## Supplied entries
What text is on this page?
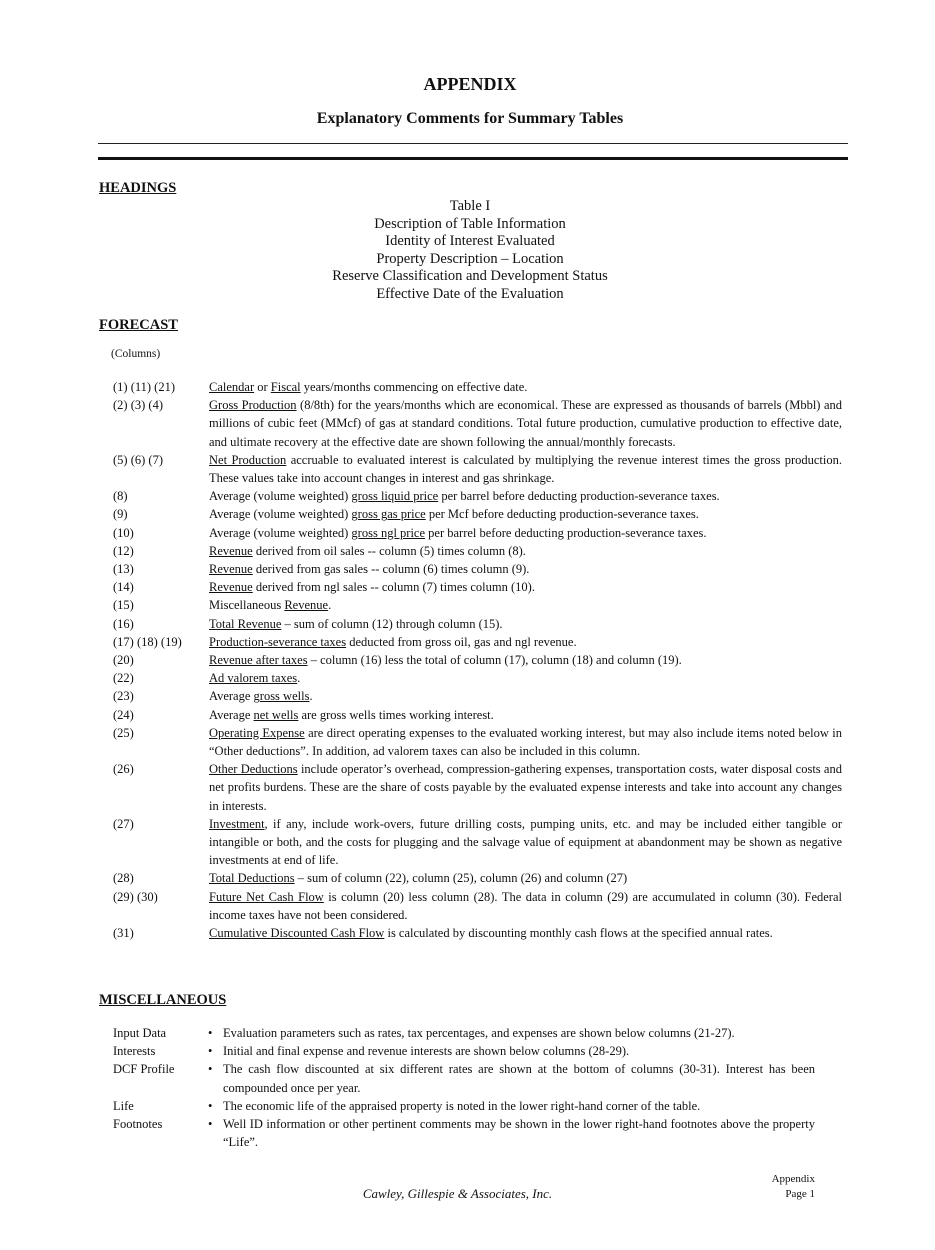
APPENDIX
Explanatory Comments for Summary Tables
HEADINGS
Table I
Description of Table Information
Identity of Interest Evaluated
Property Description – Location
Reserve Classification and Development Status
Effective Date of the Evaluation
FORECAST
(Columns)
(1) (11) (21)	Calendar or Fiscal years/months commencing on effective date.
(2) (3) (4)	Gross Production (8/8th) for the years/months which are economical. These are expressed as thousands of barrels (Mbbl) and millions of cubic feet (MMcf) of gas at standard conditions. Total future production, cumulative production to effective date, and ultimate recovery at the effective date are shown following the annual/monthly forecasts.
(5) (6) (7)	Net Production accruable to evaluated interest is calculated by multiplying the revenue interest times the gross production. These values take into account changes in interest and gas shrinkage.
(8)	Average (volume weighted) gross liquid price per barrel before deducting production-severance taxes.
(9)	Average (volume weighted) gross gas price per Mcf before deducting production-severance taxes.
(10)	Average (volume weighted) gross ngl price per barrel before deducting production-severance taxes.
(12)	Revenue derived from oil sales -- column (5) times column (8).
(13)	Revenue derived from gas sales -- column (6) times column (9).
(14)	Revenue derived from ngl sales -- column (7) times column (10).
(15)	Miscellaneous Revenue.
(16)	Total Revenue – sum of column (12) through column (15).
(17) (18) (19) Production-severance taxes deducted from gross oil, gas and ngl revenue.
(20)	Revenue after taxes – column (16) less the total of column (17), column (18) and column (19).
(22)	Ad valorem taxes.
(23)	Average gross wells.
(24)	Average net wells are gross wells times working interest.
(25)	Operating Expense are direct operating expenses to the evaluated working interest, but may also include items noted below in “Other deductions”. In addition, ad valorem taxes can also be included in this column.
(26)	Other Deductions include operator’s overhead, compression-gathering expenses, transportation costs, water disposal costs and net profits burdens. These are the share of costs payable by the evaluated expense interests and take into account any changes in interests.
(27)	Investment, if any, include work-overs, future drilling costs, pumping units, etc. and may be included either tangible or intangible or both, and the costs for plugging and the salvage value of equipment at abandonment may be shown as negative investments at end of life.
(28)	Total Deductions – sum of column (22), column (25), column (26) and column (27)
(29) (30)	Future Net Cash Flow is column (20) less column (28). The data in column (29) are accumulated in column (30). Federal income taxes have not been considered.
(31)	Cumulative Discounted Cash Flow is calculated by discounting monthly cash flows at the specified annual rates.
MISCELLANEOUS
Input Data	• Evaluation parameters such as rates, tax percentages, and expenses are shown below columns (21-27).
Interests	• Initial and final expense and revenue interests are shown below columns (28-29).
DCF Profile	• The cash flow discounted at six different rates are shown at the bottom of columns (30-31). Interest has been compounded once per year.
Life	• The economic life of the appraised property is noted in the lower right-hand corner of the table.
Footnotes	• Well ID information or other pertinent comments may be shown in the lower right-hand footnotes above the property “Life”.
Cawley, Gillespie & Associates, Inc.
Appendix
Page 1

## Task objective
Count every line in the listing above that holds "Description", then report only the count.

## Correct output
2